_Work required_: Please give the records below again in full, exactly, with the images left out.

[Document page transcript entries]
·····
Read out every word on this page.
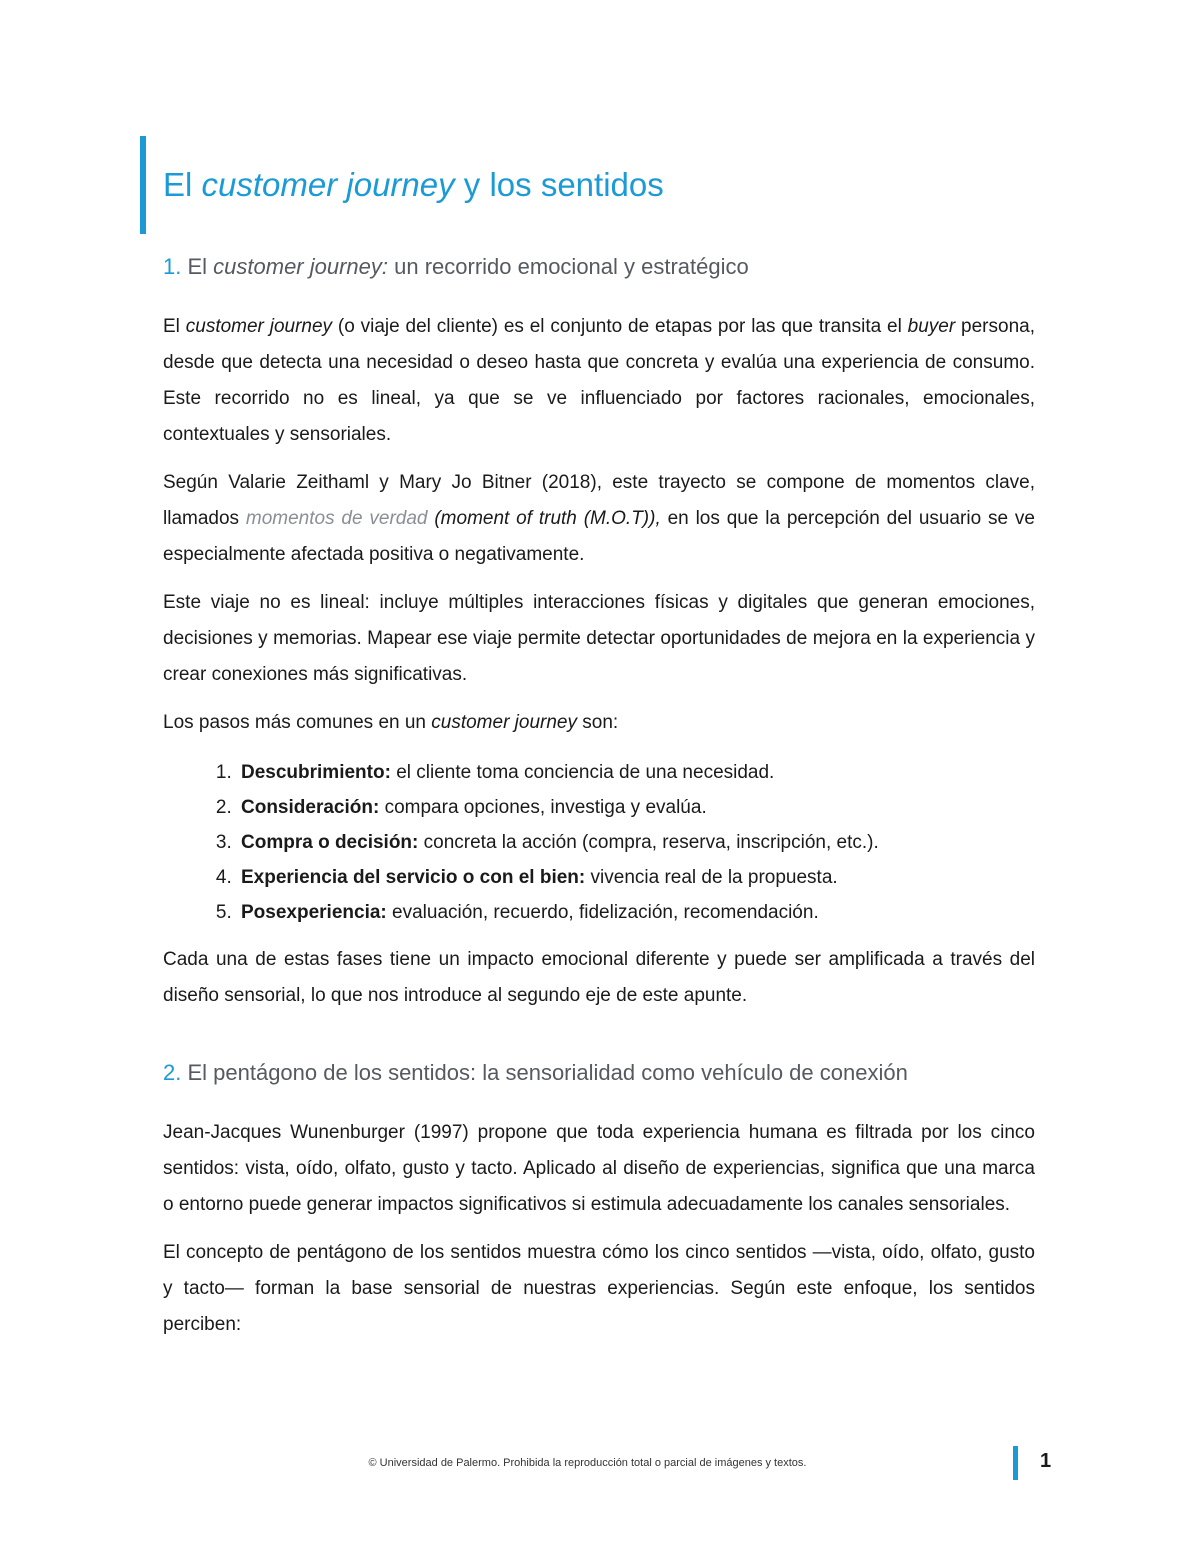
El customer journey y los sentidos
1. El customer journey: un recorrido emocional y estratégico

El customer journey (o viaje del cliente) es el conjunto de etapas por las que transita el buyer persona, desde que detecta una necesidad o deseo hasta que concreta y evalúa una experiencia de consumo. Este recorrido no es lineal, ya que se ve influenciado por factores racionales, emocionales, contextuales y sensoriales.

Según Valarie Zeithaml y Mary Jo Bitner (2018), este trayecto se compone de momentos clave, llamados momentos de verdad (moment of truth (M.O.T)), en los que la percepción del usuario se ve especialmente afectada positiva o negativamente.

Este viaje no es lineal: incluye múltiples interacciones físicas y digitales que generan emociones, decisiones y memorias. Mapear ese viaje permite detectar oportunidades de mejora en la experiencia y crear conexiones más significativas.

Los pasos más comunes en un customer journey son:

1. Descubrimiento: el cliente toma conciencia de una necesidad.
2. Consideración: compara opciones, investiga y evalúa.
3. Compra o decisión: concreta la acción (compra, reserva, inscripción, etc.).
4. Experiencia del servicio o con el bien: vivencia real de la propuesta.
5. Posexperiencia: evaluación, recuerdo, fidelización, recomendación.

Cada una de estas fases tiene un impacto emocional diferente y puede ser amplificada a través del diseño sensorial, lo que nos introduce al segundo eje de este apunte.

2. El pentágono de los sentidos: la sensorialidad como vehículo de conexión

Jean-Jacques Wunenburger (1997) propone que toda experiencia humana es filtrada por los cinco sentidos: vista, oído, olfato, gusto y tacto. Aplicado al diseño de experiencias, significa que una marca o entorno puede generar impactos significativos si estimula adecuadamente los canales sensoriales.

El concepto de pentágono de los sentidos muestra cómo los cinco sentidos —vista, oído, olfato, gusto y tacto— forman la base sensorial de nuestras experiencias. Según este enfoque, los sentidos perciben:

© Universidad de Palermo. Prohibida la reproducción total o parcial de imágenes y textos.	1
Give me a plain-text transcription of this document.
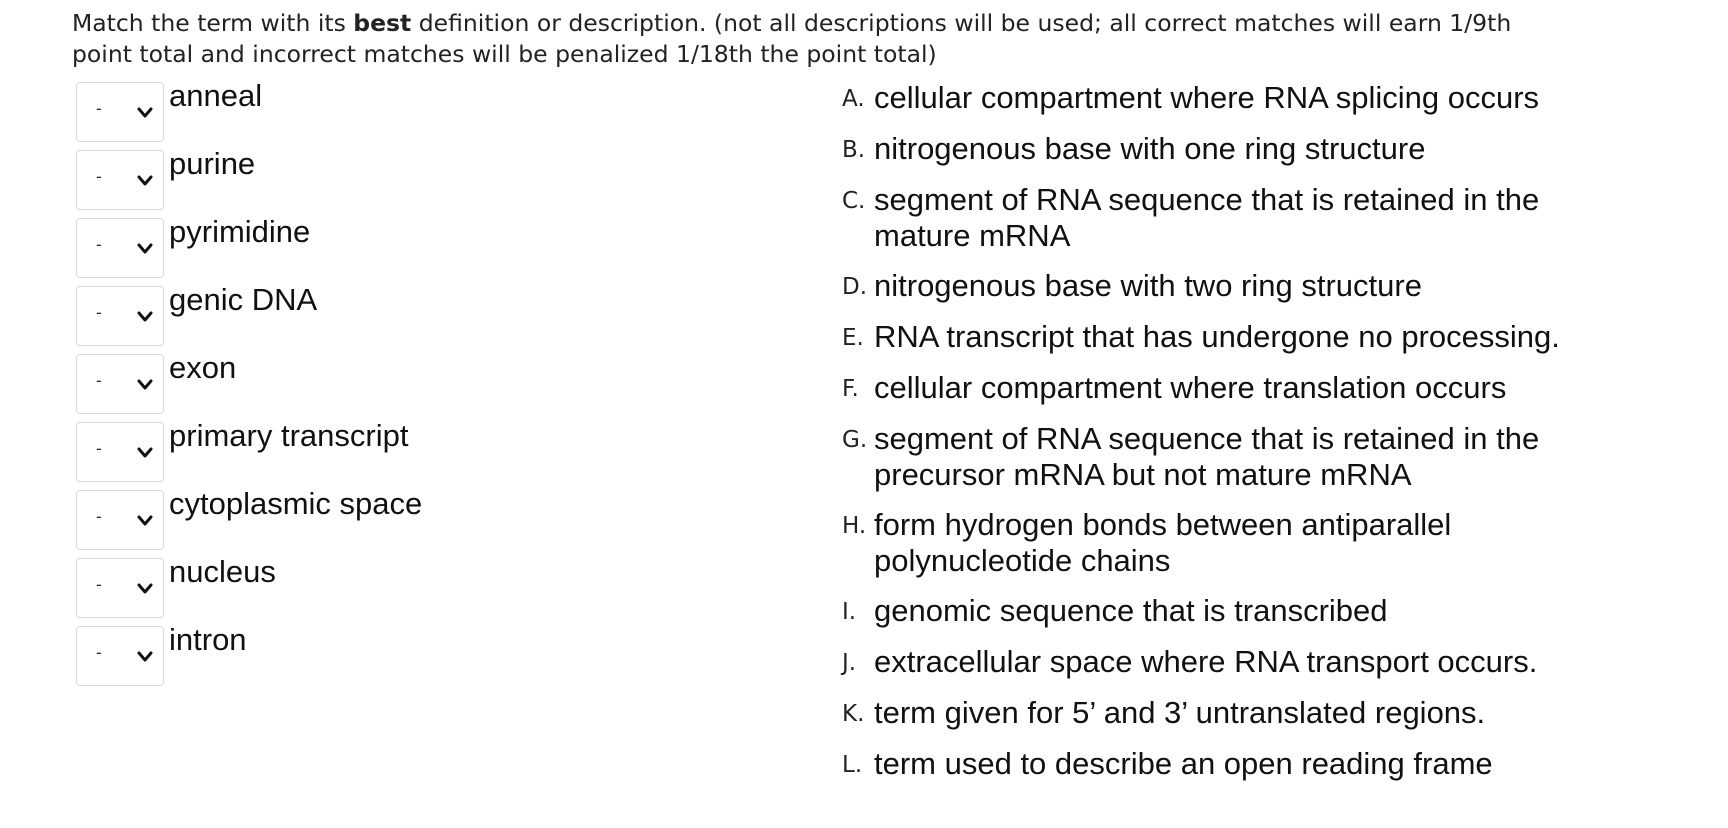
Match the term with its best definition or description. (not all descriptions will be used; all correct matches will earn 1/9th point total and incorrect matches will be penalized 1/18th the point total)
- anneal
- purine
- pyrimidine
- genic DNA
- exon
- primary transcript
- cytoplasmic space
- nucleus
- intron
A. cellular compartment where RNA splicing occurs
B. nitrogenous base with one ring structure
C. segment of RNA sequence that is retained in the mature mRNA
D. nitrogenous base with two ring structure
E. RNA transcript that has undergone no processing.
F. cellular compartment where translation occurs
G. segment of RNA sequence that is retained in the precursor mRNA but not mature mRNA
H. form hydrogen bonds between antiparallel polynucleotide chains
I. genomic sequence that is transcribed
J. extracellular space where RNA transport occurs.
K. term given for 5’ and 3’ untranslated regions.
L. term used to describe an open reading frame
·····
_Solved problem_:
Read out every word on this page.
El customer journey y los sentidos
1. El customer journey: un recorrido emocional y estratégico

El customer journey (o viaje del cliente) es el conjunto de etapas por las que transita el buyer persona, desde que detecta una necesidad o deseo hasta que concreta y evalúa una experiencia de consumo. Este recorrido no es lineal, ya que se ve influenciado por factores racionales, emocionales, contextuales y sensoriales.

Según Valarie Zeithaml y Mary Jo Bitner (2018), este trayecto se compone de momentos clave, llamados momentos de verdad (moment of truth (M.O.T)), en los que la percepción del usuario se ve especialmente afectada positiva o negativamente.

Este viaje no es lineal: incluye múltiples interacciones físicas y digitales que generan emociones, decisiones y memorias. Mapear ese viaje permite detectar oportunidades de mejora en la experiencia y crear conexiones más significativas.

Los pasos más comunes en un customer journey son:

1. Descubrimiento: el cliente toma conciencia de una necesidad.
2. Consideración: compara opciones, investiga y evalúa.
3. Compra o decisión: concreta la acción (compra, reserva, inscripción, etc.).
4. Experiencia del servicio o con el bien: vivencia real de la propuesta.
5. Posexperiencia: evaluación, recuerdo, fidelización, recomendación.

Cada una de estas fases tiene un impacto emocional diferente y puede ser amplificada a través del diseño sensorial, lo que nos introduce al segundo eje de este apunte.

2. El pentágono de los sentidos: la sensorialidad como vehículo de conexión

Jean-Jacques Wunenburger (1997) propone que toda experiencia humana es filtrada por los cinco sentidos: vista, oído, olfato, gusto y tacto. Aplicado al diseño de experiencias, significa que una marca o entorno puede generar impactos significativos si estimula adecuadamente los canales sensoriales.

El concepto de pentágono de los sentidos muestra cómo los cinco sentidos —vista, oído, olfato, gusto y tacto— forman la base sensorial de nuestras experiencias. Según este enfoque, los sentidos perciben:

© Universidad de Palermo. Prohibida la reproducción total o parcial de imágenes y textos.	1
Give me a plain-text transcription of this document.
Match the term with its best definition or description. (not all descriptions will be used; all correct matches will earn 1/9th point total and incorrect matches will be penalized 1/18th the point total)
- anneal
- purine
- pyrimidine
- genic DNA
- exon
- primary transcript
- cytoplasmic space
- nucleus
- intron
A. cellular compartment where RNA splicing occurs
B. nitrogenous base with one ring structure
C. segment of RNA sequence that is retained in the mature mRNA
D. nitrogenous base with two ring structure
E. RNA transcript that has undergone no processing.
F. cellular compartment where translation occurs
G. segment of RNA sequence that is retained in the precursor mRNA but not mature mRNA
H. form hydrogen bonds between antiparallel polynucleotide chains
I. genomic sequence that is transcribed
J. extracellular space where RNA transport occurs.
K. term given for 5’ and 3’ untranslated regions.
L. term used to describe an open reading frame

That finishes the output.